Instructions for the task
Reproduce all the lines exactly as they stand, apart from the pictures.
──────
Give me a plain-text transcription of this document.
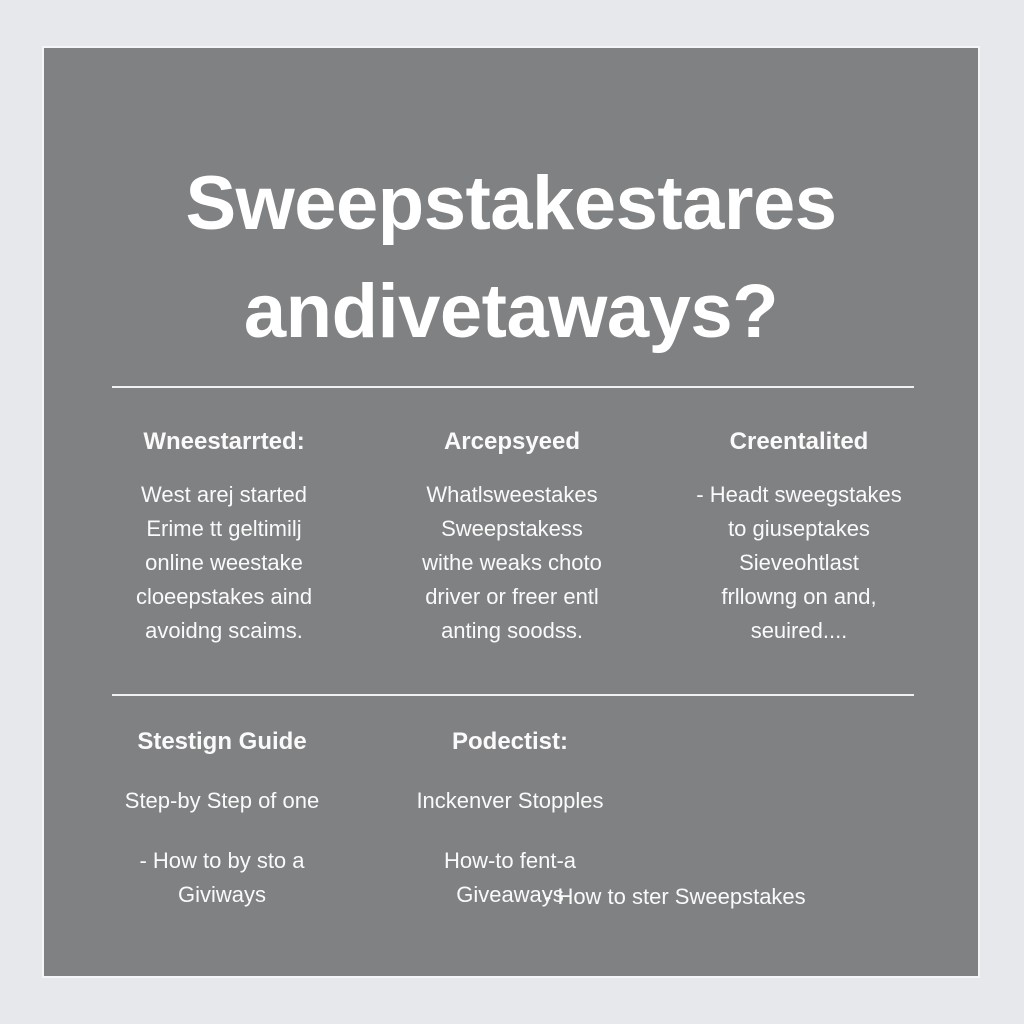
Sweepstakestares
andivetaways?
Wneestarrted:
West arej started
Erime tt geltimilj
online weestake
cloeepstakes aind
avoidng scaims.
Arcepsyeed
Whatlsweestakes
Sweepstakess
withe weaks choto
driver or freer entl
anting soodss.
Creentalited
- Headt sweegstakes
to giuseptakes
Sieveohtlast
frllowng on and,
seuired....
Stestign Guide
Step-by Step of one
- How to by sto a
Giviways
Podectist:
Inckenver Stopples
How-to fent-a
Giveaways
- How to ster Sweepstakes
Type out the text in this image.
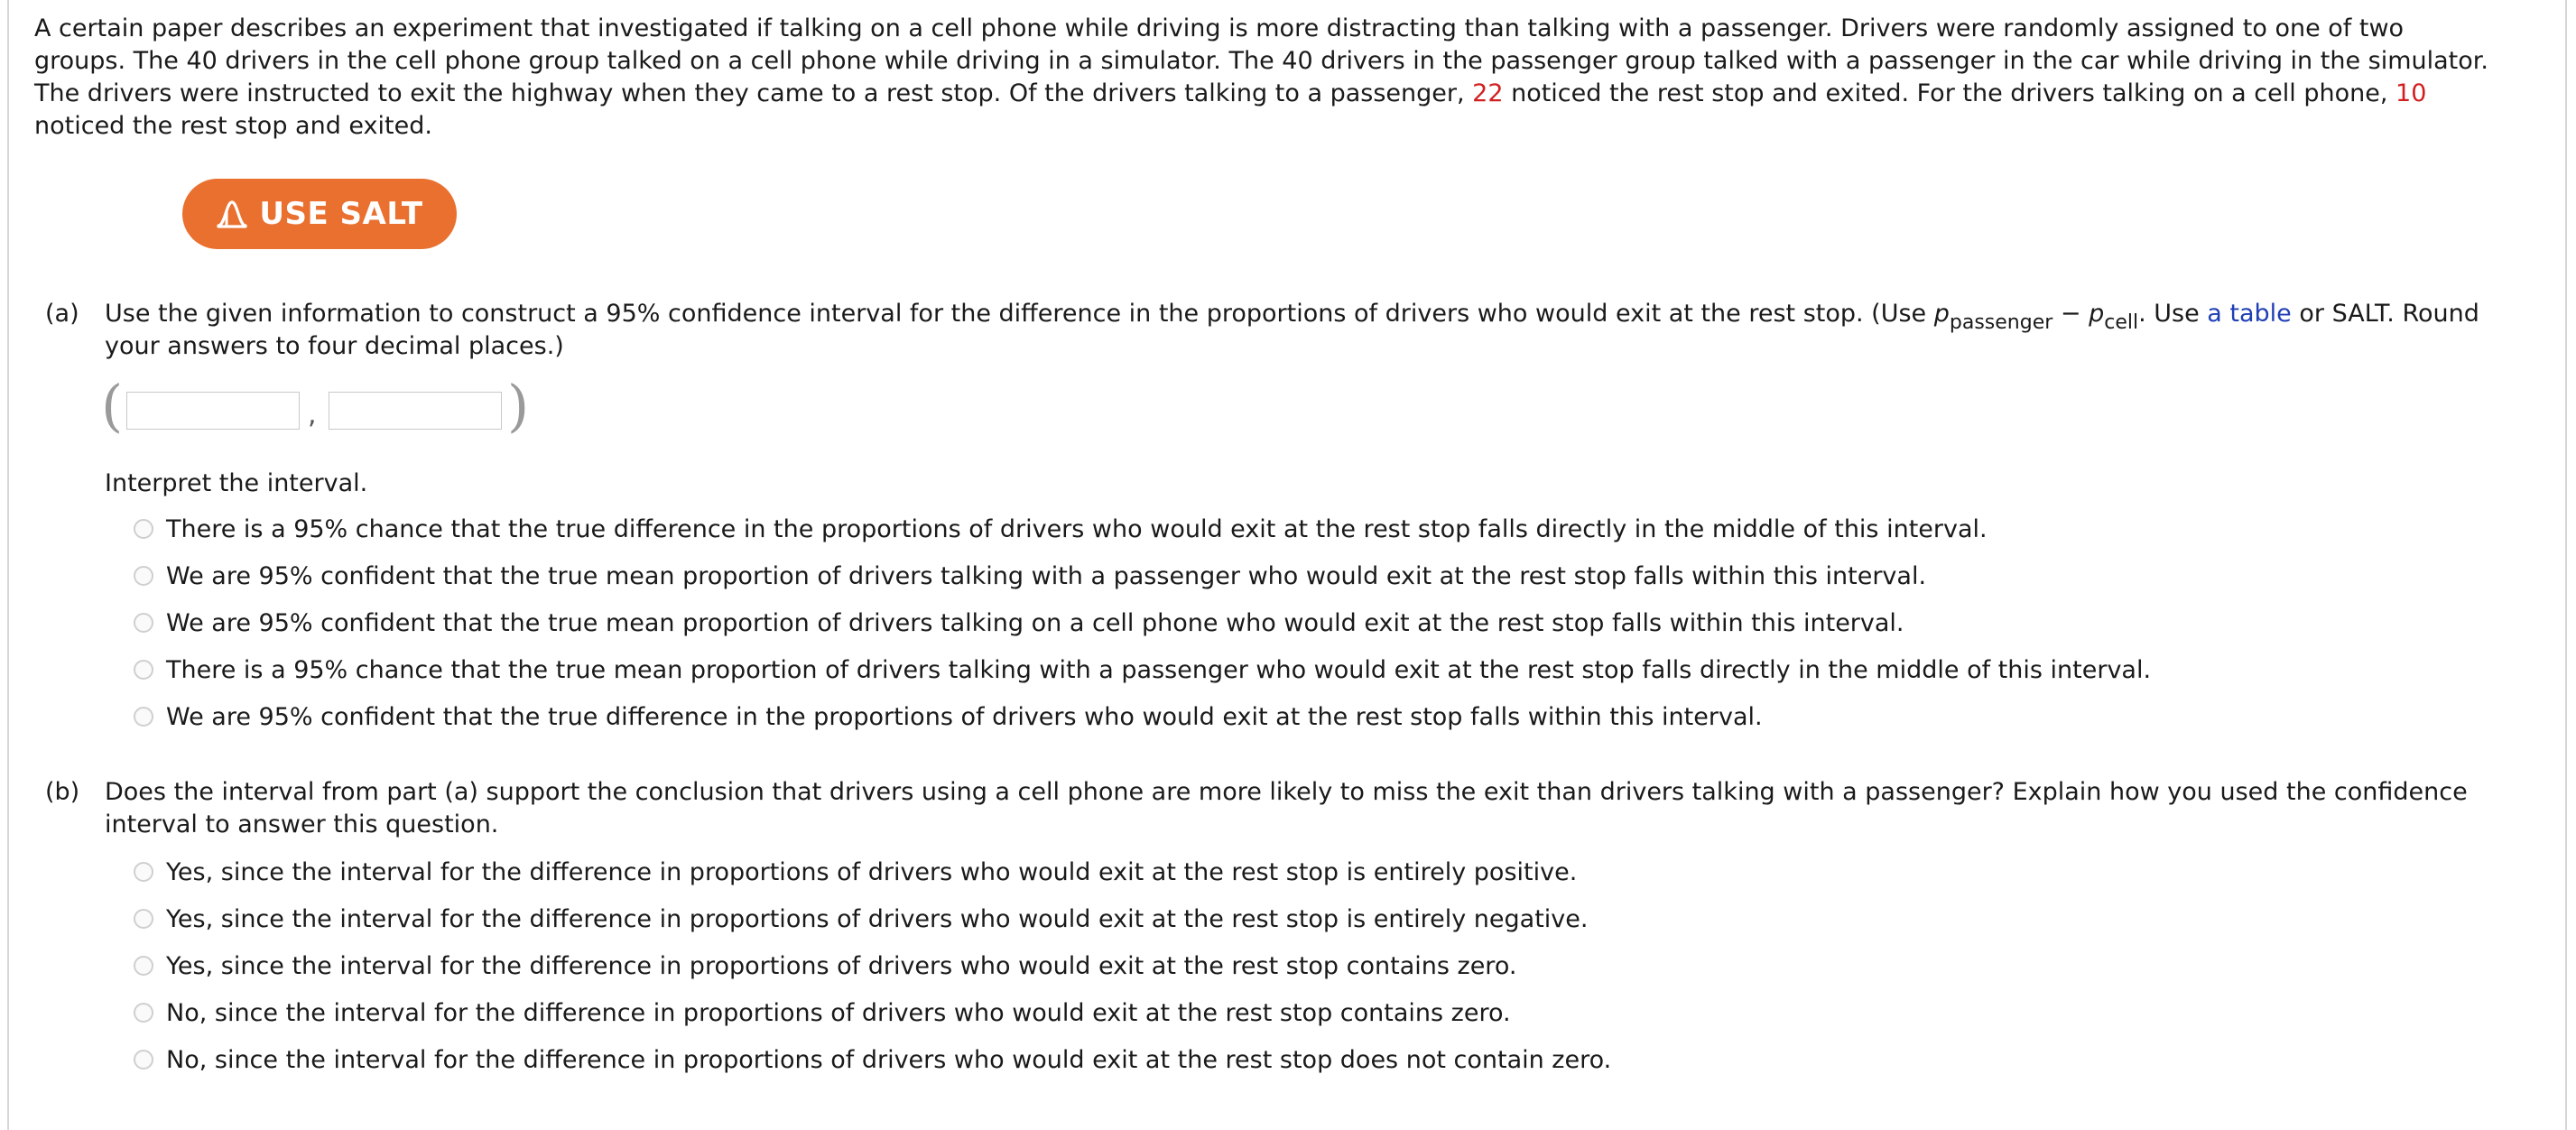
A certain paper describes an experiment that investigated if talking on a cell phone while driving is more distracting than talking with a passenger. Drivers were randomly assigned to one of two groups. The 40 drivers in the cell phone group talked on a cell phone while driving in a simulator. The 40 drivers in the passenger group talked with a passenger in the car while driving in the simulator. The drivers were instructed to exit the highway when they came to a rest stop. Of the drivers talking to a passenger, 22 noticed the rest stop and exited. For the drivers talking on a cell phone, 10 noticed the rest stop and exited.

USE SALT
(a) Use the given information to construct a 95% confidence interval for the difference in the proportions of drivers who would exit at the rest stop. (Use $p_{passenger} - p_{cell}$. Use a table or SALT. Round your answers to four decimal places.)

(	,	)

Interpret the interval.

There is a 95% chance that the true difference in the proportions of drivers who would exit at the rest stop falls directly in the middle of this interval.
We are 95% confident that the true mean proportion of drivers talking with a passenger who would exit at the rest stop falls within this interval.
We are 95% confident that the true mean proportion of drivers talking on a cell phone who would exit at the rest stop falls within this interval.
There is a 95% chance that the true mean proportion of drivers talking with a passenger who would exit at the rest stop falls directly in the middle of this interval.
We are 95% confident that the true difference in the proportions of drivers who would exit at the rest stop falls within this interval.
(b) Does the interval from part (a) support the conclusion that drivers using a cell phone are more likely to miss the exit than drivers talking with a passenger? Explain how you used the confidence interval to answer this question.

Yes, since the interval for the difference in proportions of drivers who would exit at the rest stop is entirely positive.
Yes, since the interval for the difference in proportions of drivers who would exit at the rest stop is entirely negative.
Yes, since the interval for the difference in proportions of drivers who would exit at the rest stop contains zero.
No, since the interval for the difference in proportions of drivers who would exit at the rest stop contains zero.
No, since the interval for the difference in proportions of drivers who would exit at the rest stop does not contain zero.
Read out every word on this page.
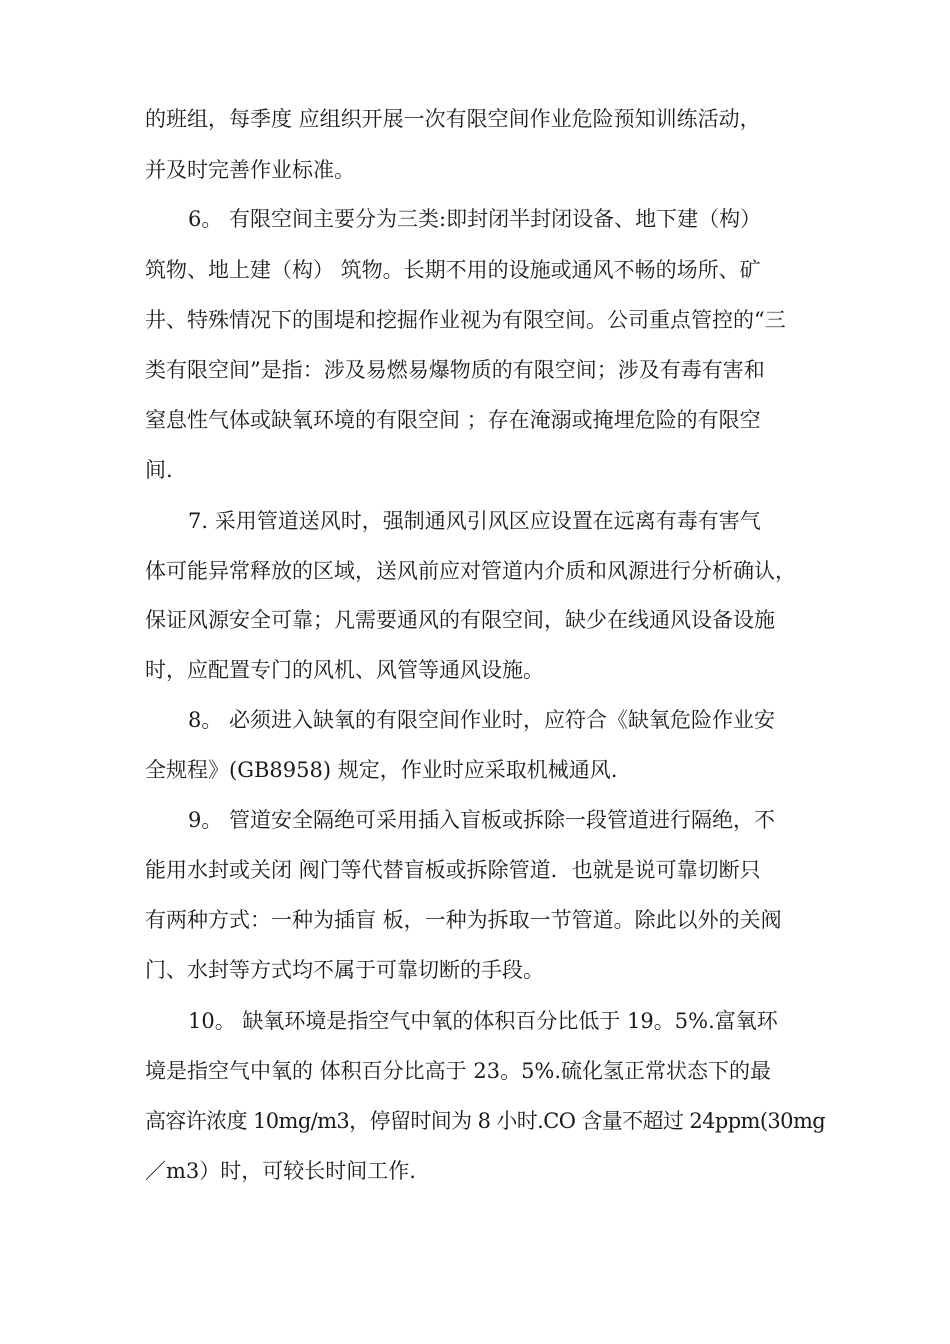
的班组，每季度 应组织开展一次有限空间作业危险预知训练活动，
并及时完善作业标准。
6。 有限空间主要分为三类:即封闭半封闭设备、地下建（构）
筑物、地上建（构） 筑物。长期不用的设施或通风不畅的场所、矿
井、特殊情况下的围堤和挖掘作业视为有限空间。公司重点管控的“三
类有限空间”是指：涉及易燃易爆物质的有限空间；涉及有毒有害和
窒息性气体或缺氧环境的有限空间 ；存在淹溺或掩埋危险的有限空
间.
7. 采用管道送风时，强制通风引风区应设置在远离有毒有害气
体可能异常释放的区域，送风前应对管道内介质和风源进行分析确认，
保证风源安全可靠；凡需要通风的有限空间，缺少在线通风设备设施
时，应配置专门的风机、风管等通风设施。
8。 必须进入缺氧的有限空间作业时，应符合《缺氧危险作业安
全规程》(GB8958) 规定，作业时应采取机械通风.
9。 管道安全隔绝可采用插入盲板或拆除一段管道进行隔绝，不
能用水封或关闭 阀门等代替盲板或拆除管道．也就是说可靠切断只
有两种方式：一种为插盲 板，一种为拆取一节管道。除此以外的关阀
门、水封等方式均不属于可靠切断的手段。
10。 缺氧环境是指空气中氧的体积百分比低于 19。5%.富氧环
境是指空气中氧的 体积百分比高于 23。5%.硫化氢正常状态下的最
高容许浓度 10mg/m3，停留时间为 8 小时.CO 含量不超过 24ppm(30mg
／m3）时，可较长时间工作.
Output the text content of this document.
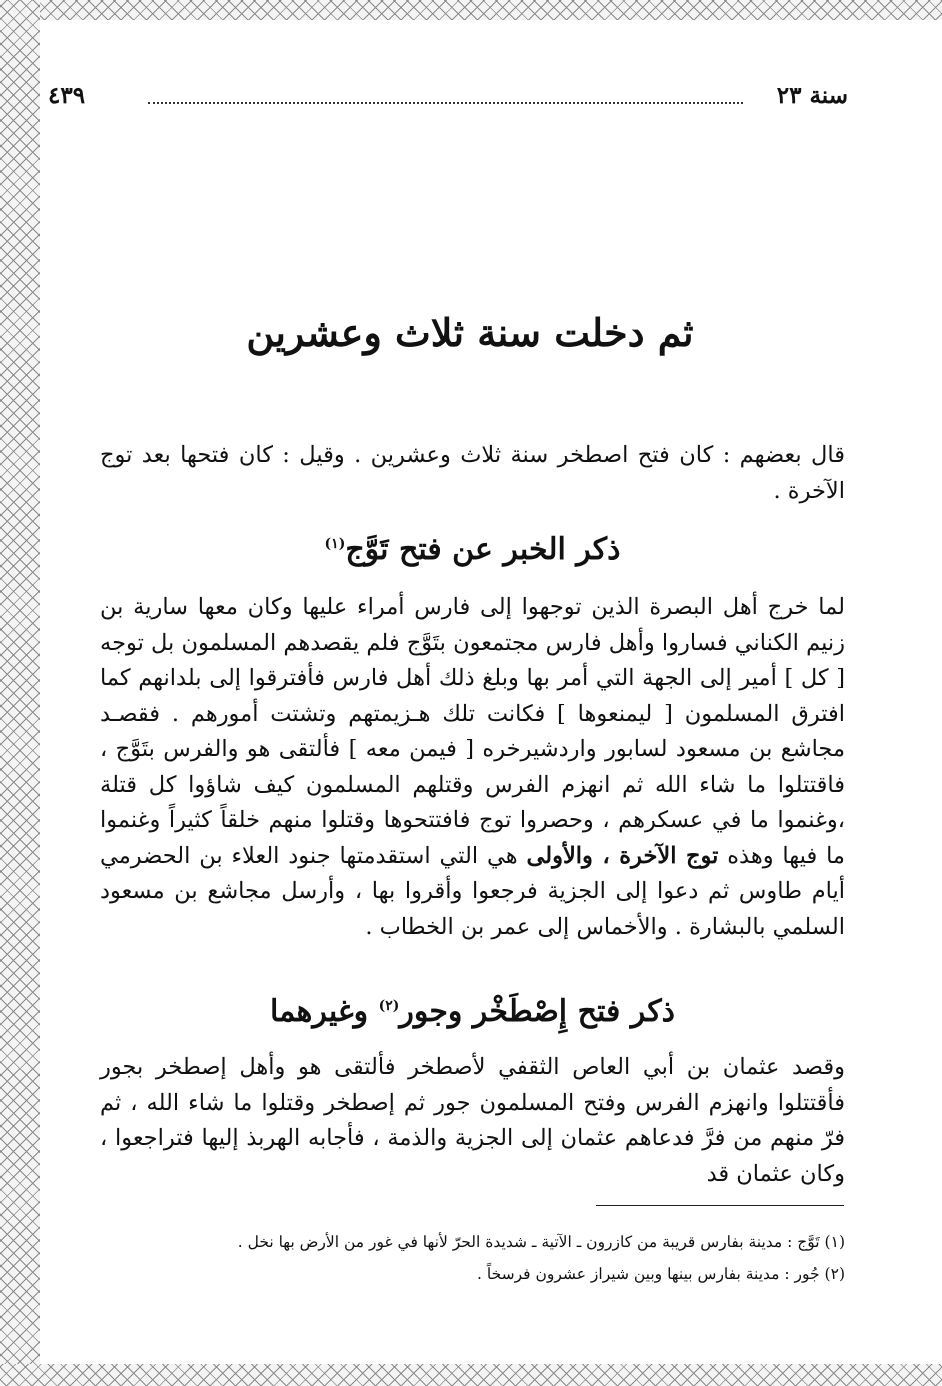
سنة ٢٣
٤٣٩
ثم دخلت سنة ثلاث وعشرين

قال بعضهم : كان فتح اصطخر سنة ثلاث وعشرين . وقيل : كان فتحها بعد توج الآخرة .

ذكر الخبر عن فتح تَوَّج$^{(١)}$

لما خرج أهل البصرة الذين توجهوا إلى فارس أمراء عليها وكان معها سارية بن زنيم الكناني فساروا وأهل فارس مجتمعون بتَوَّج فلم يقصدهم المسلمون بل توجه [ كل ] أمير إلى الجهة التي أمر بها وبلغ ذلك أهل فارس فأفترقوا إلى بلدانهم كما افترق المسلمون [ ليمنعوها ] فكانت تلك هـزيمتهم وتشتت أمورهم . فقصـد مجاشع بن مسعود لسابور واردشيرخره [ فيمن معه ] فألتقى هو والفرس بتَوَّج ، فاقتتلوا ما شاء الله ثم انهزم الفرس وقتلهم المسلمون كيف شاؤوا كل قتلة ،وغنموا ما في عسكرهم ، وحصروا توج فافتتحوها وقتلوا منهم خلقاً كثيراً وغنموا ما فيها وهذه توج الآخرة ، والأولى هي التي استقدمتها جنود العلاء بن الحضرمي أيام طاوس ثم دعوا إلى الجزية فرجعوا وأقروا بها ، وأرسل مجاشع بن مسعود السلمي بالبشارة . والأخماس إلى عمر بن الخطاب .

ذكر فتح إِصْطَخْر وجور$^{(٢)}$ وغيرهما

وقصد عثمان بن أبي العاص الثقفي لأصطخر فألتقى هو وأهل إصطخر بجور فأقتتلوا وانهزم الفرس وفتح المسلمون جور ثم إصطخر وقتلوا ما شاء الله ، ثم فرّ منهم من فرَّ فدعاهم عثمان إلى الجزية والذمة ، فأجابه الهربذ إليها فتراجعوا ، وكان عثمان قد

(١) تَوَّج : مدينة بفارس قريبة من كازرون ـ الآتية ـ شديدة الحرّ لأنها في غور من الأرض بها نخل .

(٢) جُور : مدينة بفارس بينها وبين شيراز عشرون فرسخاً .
──────
Exercise solution
Give me a plain-text transcription of this document.
Sweepstakestares
andivetaways?
Wneestarrted:
West arej started
Erime tt geltimilj
online weestake
cloeepstakes aind
avoidng scaims.
Arcepsyeed
Whatlsweestakes
Sweepstakess
withe weaks choto
driver or freer entl
anting soodss.
Creentalited
- Headt sweegstakes
to giuseptakes
Sieveohtlast
frllowng on and,
seuired....
Stestign Guide
Step-by Step of one
- How to by sto a
Giviways
Podectist:
Inckenver Stopples
How-to fent-a
Giveaways
- How to ster Sweepstakes
Type out the text in this image.
A certain paper describes an experiment that investigated if talking on a cell phone while driving is more distracting than talking with a passenger. Drivers were randomly assigned to one of two groups. The 40 drivers in the cell phone group talked on a cell phone while driving in a simulator. The 40 drivers in the passenger group talked with a passenger in the car while driving in the simulator. The drivers were instructed to exit the highway when they came to a rest stop. Of the drivers talking to a passenger, 22 noticed the rest stop and exited. For the drivers talking on a cell phone, 10 noticed the rest stop and exited.

USE SALT
(a) Use the given information to construct a 95% confidence interval for the difference in the proportions of drivers who would exit at the rest stop. (Use $p_{passenger} - p_{cell}$. Use a table or SALT. Round your answers to four decimal places.)

(	,	)

Interpret the interval.

There is a 95% chance that the true difference in the proportions of drivers who would exit at the rest stop falls directly in the middle of this interval.
We are 95% confident that the true mean proportion of drivers talking with a passenger who would exit at the rest stop falls within this interval.
We are 95% confident that the true mean proportion of drivers talking on a cell phone who would exit at the rest stop falls within this interval.
There is a 95% chance that the true mean proportion of drivers talking with a passenger who would exit at the rest stop falls directly in the middle of this interval.
We are 95% confident that the true difference in the proportions of drivers who would exit at the rest stop falls within this interval.
(b) Does the interval from part (a) support the conclusion that drivers using a cell phone are more likely to miss the exit than drivers talking with a passenger? Explain how you used the confidence interval to answer this question.

Yes, since the interval for the difference in proportions of drivers who would exit at the rest stop is entirely positive.
Yes, since the interval for the difference in proportions of drivers who would exit at the rest stop is entirely negative.
Yes, since the interval for the difference in proportions of drivers who would exit at the rest stop contains zero.
No, since the interval for the difference in proportions of drivers who would exit at the rest stop contains zero.
No, since the interval for the difference in proportions of drivers who would exit at the rest stop does not contain zero.
Read out every word on this page.
的班组，每季度 应组织开展一次有限空间作业危险预知训练活动，
并及时完善作业标准。
6。 有限空间主要分为三类:即封闭半封闭设备、地下建（构）
筑物、地上建（构） 筑物。长期不用的设施或通风不畅的场所、矿
井、特殊情况下的围堤和挖掘作业视为有限空间。公司重点管控的“三
类有限空间”是指：涉及易燃易爆物质的有限空间；涉及有毒有害和
窒息性气体或缺氧环境的有限空间 ；存在淹溺或掩埋危险的有限空
间.
7. 采用管道送风时，强制通风引风区应设置在远离有毒有害气
体可能异常释放的区域，送风前应对管道内介质和风源进行分析确认，
保证风源安全可靠；凡需要通风的有限空间，缺少在线通风设备设施
时，应配置专门的风机、风管等通风设施。
8。 必须进入缺氧的有限空间作业时，应符合《缺氧危险作业安
全规程》(GB8958) 规定，作业时应采取机械通风.
9。 管道安全隔绝可采用插入盲板或拆除一段管道进行隔绝，不
能用水封或关闭 阀门等代替盲板或拆除管道．也就是说可靠切断只
有两种方式：一种为插盲 板，一种为拆取一节管道。除此以外的关阀
门、水封等方式均不属于可靠切断的手段。
10。 缺氧环境是指空气中氧的体积百分比低于 19。5%.富氧环
境是指空气中氧的 体积百分比高于 23。5%.硫化氢正常状态下的最
高容许浓度 10mg/m3，停留时间为 8 小时.CO 含量不超过 24ppm(30mg
／m3）时，可较长时间工作.
Output the text content of this document.
سنة ٢٣
٤٣٩
ثم دخلت سنة ثلاث وعشرين

قال بعضهم : كان فتح اصطخر سنة ثلاث وعشرين . وقيل : كان فتحها بعد توج الآخرة .

ذكر الخبر عن فتح تَوَّج$^{(١)}$

لما خرج أهل البصرة الذين توجهوا إلى فارس أمراء عليها وكان معها سارية بن زنيم الكناني فساروا وأهل فارس مجتمعون بتَوَّج فلم يقصدهم المسلمون بل توجه [ كل ] أمير إلى الجهة التي أمر بها وبلغ ذلك أهل فارس فأفترقوا إلى بلدانهم كما افترق المسلمون [ ليمنعوها ] فكانت تلك هـزيمتهم وتشتت أمورهم . فقصـد مجاشع بن مسعود لسابور واردشيرخره [ فيمن معه ] فألتقى هو والفرس بتَوَّج ، فاقتتلوا ما شاء الله ثم انهزم الفرس وقتلهم المسلمون كيف شاؤوا كل قتلة ،وغنموا ما في عسكرهم ، وحصروا توج فافتتحوها وقتلوا منهم خلقاً كثيراً وغنموا ما فيها وهذه توج الآخرة ، والأولى هي التي استقدمتها جنود العلاء بن الحضرمي أيام طاوس ثم دعوا إلى الجزية فرجعوا وأقروا بها ، وأرسل مجاشع بن مسعود السلمي بالبشارة . والأخماس إلى عمر بن الخطاب .

ذكر فتح إِصْطَخْر وجور$^{(٢)}$ وغيرهما

وقصد عثمان بن أبي العاص الثقفي لأصطخر فألتقى هو وأهل إصطخر بجور فأقتتلوا وانهزم الفرس وفتح المسلمون جور ثم إصطخر وقتلوا ما شاء الله ، ثم فرّ منهم من فرَّ فدعاهم عثمان إلى الجزية والذمة ، فأجابه الهربذ إليها فتراجعوا ، وكان عثمان قد

(١) تَوَّج : مدينة بفارس قريبة من كازرون ـ الآتية ـ شديدة الحرّ لأنها في غور من الأرض بها نخل .

(٢) جُور : مدينة بفارس بينها وبين شيراز عشرون فرسخاً .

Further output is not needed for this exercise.